*Problem details*. Copy every line that contains the string "content" from the entries below.

*Record list*.

*****

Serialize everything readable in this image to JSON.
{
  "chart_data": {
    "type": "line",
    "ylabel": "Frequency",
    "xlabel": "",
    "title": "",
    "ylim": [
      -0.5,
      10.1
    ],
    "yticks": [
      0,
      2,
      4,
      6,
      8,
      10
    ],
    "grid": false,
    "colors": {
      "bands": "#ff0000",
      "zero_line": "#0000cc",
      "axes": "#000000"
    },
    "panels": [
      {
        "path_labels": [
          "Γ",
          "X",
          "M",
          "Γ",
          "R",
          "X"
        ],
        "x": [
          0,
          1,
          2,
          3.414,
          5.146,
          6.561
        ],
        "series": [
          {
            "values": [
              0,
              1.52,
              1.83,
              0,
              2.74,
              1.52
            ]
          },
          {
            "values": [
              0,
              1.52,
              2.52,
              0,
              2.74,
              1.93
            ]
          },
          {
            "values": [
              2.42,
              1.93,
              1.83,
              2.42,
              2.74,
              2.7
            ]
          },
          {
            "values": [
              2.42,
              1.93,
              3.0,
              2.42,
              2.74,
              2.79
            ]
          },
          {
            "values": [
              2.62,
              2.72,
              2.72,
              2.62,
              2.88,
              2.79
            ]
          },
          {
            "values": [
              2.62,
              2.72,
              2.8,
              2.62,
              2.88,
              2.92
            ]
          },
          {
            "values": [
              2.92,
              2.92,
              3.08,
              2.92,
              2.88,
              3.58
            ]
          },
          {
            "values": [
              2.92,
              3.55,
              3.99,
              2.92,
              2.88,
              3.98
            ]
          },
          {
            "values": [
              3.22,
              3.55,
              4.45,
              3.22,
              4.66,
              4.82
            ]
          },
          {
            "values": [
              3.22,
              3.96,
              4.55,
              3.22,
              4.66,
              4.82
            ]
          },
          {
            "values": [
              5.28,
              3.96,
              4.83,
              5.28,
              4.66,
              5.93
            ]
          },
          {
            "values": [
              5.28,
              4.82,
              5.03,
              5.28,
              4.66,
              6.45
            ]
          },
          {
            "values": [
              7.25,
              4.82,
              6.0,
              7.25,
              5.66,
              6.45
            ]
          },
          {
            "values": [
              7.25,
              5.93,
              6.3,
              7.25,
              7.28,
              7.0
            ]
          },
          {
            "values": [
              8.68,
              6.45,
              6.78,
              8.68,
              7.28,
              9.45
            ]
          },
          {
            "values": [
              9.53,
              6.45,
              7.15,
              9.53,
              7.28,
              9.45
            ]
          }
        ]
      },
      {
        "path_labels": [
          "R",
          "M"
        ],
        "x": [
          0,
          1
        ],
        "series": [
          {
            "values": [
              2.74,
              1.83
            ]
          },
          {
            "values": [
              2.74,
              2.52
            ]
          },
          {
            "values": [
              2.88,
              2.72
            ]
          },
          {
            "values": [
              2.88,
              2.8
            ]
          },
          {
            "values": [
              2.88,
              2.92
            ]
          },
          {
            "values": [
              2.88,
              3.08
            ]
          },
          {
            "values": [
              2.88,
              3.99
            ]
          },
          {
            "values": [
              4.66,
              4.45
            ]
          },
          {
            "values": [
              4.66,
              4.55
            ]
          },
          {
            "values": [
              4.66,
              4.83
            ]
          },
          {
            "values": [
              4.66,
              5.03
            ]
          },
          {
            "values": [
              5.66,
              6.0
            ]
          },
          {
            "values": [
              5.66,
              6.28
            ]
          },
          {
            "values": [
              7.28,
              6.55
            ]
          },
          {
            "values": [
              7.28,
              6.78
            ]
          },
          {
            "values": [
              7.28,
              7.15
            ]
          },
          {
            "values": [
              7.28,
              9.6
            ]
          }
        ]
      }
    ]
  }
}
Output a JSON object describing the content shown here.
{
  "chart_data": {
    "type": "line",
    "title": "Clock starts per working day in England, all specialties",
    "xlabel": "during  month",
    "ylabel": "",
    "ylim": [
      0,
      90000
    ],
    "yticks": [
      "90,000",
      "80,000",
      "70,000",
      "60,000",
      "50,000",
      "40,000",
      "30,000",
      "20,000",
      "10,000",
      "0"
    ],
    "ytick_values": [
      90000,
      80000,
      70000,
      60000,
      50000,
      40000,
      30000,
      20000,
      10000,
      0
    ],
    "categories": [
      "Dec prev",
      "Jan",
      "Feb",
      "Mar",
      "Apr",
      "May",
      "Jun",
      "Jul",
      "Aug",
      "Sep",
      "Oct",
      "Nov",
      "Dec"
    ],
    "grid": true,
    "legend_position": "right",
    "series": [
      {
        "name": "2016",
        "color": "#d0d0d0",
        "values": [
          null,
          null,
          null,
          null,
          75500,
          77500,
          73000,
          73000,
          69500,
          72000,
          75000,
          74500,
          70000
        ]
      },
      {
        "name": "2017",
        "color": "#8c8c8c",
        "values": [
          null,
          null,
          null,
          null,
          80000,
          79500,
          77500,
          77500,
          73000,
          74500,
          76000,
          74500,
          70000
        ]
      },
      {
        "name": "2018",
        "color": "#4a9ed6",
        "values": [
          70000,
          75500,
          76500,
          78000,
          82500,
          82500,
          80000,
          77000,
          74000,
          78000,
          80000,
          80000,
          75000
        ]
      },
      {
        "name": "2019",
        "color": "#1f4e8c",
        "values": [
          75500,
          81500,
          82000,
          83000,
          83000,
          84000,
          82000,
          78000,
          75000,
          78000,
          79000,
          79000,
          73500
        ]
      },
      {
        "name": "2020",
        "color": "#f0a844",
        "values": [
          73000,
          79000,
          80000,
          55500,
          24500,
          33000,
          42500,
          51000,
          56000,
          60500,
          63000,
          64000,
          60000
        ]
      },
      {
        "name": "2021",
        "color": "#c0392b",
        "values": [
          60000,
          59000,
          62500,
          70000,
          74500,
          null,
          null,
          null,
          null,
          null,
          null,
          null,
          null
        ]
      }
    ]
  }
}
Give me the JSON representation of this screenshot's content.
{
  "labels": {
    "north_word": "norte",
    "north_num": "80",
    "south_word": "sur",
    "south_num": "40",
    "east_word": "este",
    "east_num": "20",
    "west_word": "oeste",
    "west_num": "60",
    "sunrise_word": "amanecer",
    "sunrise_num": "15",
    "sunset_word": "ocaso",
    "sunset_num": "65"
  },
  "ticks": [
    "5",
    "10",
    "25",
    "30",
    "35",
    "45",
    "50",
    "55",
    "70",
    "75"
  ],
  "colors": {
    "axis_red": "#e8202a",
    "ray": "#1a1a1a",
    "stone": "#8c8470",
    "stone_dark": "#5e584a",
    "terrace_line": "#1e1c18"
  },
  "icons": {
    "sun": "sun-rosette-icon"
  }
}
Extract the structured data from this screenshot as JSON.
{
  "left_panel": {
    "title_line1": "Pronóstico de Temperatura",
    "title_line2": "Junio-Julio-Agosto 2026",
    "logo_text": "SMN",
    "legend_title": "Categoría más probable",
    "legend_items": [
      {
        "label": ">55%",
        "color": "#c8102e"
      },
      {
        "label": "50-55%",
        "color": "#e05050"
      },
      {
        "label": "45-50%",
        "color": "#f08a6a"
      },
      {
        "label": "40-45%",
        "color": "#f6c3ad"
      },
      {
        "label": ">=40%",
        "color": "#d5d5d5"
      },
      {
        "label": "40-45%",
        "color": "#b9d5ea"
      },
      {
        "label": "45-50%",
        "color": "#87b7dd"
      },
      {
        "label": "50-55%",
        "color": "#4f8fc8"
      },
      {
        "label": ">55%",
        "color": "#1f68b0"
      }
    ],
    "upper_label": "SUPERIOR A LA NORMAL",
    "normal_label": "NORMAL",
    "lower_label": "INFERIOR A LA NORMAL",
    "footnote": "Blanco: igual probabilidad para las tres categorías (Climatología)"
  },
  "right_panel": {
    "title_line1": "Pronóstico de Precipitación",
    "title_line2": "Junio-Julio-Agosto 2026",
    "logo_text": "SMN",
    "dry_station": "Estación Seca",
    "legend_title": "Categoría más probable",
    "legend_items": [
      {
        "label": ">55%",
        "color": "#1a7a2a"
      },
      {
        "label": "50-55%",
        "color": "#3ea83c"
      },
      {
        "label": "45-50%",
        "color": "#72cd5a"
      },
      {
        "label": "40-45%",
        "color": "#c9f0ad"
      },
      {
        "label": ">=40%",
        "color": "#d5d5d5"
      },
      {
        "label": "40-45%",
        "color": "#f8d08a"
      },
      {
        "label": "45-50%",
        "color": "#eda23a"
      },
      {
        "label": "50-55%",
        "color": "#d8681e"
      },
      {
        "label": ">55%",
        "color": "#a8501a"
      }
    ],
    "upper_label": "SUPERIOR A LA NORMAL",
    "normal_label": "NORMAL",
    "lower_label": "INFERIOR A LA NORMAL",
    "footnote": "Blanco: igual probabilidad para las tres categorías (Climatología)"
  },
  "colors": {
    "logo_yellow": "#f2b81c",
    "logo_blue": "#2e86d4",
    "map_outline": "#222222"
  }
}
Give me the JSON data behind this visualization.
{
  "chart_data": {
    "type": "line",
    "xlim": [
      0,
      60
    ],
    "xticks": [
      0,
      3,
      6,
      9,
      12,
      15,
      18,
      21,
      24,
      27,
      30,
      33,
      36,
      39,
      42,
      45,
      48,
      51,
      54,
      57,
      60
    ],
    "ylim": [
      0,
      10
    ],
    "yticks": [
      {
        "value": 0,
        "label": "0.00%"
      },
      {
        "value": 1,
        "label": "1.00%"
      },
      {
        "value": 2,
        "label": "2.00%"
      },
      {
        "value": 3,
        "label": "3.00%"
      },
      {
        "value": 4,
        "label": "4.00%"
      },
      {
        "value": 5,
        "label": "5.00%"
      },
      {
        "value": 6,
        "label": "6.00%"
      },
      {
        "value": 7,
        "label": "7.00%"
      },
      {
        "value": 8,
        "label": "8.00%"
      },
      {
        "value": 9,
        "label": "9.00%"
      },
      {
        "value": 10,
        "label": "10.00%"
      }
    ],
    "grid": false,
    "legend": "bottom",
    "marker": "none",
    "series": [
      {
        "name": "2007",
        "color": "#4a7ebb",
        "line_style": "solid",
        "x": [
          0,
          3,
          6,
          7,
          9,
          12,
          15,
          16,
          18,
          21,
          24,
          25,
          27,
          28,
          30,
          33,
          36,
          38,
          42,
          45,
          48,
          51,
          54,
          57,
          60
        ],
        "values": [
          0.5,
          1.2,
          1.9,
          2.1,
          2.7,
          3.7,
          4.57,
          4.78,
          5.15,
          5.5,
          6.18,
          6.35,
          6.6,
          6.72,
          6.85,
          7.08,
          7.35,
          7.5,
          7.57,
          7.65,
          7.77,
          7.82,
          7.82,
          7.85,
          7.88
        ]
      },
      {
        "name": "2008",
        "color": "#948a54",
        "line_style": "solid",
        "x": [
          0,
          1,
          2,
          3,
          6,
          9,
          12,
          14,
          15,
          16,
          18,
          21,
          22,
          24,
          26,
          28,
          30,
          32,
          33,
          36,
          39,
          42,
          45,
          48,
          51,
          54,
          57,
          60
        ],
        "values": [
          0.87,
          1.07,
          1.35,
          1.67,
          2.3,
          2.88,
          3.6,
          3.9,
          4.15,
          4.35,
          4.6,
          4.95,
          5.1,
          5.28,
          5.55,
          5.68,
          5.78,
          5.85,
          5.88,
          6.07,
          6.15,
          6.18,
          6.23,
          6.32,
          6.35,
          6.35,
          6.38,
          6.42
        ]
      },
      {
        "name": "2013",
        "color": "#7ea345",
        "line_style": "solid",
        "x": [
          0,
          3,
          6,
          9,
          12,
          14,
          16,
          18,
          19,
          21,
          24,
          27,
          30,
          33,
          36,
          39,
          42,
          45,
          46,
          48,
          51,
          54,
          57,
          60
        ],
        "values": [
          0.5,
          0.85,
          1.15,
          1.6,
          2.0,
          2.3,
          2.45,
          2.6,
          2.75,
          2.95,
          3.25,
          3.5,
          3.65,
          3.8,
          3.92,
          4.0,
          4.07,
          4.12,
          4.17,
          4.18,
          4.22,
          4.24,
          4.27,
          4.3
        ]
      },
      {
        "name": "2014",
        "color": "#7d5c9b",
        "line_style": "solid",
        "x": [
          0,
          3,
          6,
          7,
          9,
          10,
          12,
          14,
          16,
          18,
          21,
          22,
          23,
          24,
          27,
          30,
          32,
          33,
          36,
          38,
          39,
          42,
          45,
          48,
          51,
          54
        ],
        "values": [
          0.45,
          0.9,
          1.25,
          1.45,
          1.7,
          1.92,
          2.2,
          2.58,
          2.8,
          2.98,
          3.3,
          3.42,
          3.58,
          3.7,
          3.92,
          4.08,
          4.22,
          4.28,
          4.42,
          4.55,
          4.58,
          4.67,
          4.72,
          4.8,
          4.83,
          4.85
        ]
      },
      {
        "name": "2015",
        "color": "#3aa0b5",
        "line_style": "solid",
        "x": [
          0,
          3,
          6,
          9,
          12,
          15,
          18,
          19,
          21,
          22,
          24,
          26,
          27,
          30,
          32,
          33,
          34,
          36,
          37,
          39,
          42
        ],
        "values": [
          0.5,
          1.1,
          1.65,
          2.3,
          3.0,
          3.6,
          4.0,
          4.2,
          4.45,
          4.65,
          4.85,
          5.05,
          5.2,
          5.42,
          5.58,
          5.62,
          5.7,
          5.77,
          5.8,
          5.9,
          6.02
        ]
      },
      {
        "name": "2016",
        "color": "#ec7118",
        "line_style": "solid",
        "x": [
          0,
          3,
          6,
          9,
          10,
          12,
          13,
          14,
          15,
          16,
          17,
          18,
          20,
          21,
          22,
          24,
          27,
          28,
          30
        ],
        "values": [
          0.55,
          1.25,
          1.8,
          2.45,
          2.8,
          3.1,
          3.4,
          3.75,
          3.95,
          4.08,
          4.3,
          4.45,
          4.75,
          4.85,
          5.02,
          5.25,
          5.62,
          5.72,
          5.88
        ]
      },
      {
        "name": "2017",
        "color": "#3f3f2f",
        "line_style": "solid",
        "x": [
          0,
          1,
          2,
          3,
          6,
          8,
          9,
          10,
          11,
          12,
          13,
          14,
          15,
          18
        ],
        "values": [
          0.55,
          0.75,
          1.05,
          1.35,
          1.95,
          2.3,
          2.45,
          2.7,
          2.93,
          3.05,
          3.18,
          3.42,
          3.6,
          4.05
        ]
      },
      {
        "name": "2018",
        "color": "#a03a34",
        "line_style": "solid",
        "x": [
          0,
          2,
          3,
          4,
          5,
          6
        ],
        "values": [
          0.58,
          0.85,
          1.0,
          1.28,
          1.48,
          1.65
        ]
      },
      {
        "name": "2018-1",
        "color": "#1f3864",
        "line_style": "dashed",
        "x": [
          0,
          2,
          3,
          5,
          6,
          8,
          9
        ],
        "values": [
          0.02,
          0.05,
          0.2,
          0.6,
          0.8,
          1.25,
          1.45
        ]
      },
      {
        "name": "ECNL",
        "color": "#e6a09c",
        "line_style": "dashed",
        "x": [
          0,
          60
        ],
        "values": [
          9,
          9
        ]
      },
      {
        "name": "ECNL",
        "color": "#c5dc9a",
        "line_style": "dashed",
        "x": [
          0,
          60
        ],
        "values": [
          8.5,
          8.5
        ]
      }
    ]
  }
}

*****

*The output*.
Output a JSON object describing the content shown here.
Give me the JSON representation of this screenshot's content.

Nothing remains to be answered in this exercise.